> Task goal
Count how many lines hold the string "TOTVS". Answer with that number and nothing more.
#### Data for this task ####
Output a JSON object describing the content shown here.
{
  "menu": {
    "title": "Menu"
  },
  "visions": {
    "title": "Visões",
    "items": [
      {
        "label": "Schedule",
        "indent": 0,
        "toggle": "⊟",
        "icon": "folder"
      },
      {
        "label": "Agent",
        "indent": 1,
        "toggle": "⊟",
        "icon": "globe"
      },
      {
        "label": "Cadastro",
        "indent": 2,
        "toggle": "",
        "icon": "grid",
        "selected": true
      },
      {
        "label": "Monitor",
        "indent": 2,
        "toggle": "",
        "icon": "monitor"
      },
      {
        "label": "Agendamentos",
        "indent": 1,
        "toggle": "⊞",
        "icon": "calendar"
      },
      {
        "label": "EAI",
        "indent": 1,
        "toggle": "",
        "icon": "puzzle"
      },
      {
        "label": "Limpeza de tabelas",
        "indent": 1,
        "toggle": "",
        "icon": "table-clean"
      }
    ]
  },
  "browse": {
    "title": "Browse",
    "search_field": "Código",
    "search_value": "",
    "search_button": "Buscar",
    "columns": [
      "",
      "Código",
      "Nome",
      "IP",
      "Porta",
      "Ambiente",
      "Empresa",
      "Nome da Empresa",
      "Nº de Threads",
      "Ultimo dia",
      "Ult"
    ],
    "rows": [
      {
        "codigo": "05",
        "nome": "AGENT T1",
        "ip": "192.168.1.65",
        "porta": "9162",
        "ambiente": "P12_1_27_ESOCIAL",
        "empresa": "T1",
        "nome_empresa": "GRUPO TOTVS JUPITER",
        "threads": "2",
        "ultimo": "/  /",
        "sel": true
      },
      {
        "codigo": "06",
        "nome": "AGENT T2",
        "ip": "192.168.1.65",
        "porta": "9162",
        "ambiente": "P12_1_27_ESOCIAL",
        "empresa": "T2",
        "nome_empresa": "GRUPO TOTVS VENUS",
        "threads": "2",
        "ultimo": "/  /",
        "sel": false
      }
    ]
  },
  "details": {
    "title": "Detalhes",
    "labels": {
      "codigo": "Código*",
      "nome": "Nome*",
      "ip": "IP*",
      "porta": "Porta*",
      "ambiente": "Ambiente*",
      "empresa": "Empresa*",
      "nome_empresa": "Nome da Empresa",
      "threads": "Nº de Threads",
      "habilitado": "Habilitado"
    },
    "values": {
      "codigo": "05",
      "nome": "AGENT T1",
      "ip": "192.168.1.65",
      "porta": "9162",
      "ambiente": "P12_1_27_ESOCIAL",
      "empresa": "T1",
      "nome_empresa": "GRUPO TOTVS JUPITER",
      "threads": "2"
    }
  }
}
####
> Full answer
3